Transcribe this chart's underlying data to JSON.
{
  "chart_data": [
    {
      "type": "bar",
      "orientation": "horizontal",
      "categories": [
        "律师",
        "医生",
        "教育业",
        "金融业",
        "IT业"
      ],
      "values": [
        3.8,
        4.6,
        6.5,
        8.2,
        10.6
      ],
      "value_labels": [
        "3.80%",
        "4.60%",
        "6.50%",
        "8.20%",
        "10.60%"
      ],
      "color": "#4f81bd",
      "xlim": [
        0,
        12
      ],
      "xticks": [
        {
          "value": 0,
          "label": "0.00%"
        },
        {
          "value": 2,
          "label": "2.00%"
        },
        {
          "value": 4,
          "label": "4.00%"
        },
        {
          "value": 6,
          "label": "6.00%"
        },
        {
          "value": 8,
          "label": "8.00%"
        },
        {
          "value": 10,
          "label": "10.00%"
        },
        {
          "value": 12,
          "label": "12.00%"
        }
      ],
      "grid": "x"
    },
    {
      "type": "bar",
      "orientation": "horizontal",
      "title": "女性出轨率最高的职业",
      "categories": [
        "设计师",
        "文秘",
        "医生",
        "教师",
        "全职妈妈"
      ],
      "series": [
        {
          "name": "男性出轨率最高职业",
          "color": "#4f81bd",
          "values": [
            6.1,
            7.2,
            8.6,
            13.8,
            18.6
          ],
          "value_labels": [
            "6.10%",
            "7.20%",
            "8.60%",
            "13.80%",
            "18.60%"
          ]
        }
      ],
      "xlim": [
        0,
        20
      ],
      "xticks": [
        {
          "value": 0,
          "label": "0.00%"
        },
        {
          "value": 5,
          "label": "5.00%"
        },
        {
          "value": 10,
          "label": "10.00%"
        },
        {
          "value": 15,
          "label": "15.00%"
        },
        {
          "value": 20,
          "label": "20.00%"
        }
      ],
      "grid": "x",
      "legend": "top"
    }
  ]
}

**What you need to do:** Reproduce the data shown above exactly.

**Result:**
Transcribe this chart's underlying data to JSON.
{
  "chart_data": [
    {
      "type": "bar",
      "orientation": "horizontal",
      "categories": [
        "律师",
        "医生",
        "教育业",
        "金融业",
        "IT业"
      ],
      "values": [
        3.8,
        4.6,
        6.5,
        8.2,
        10.6
      ],
      "value_labels": [
        "3.80%",
        "4.60%",
        "6.50%",
        "8.20%",
        "10.60%"
      ],
      "color": "#4f81bd",
      "xlim": [
        0,
        12
      ],
      "xticks": [
        {
          "value": 0,
          "label": "0.00%"
        },
        {
          "value": 2,
          "label": "2.00%"
        },
        {
          "value": 4,
          "label": "4.00%"
        },
        {
          "value": 6,
          "label": "6.00%"
        },
        {
          "value": 8,
          "label": "8.00%"
        },
        {
          "value": 10,
          "label": "10.00%"
        },
        {
          "value": 12,
          "label": "12.00%"
        }
      ],
      "grid": "x"
    },
    {
      "type": "bar",
      "orientation": "horizontal",
      "title": "女性出轨率最高的职业",
      "categories": [
        "设计师",
        "文秘",
        "医生",
        "教师",
        "全职妈妈"
      ],
      "series": [
        {
          "name": "男性出轨率最高职业",
          "color": "#4f81bd",
          "values": [
            6.1,
            7.2,
            8.6,
            13.8,
            18.6
          ],
          "value_labels": [
            "6.10%",
            "7.20%",
            "8.60%",
            "13.80%",
            "18.60%"
          ]
        }
      ],
      "xlim": [
        0,
        20
      ],
      "xticks": [
        {
          "value": 0,
          "label": "0.00%"
        },
        {
          "value": 5,
          "label": "5.00%"
        },
        {
          "value": 10,
          "label": "10.00%"
        },
        {
          "value": 15,
          "label": "15.00%"
        },
        {
          "value": 20,
          "label": "20.00%"
        }
      ],
      "grid": "x",
      "legend": "top"
    }
  ]
}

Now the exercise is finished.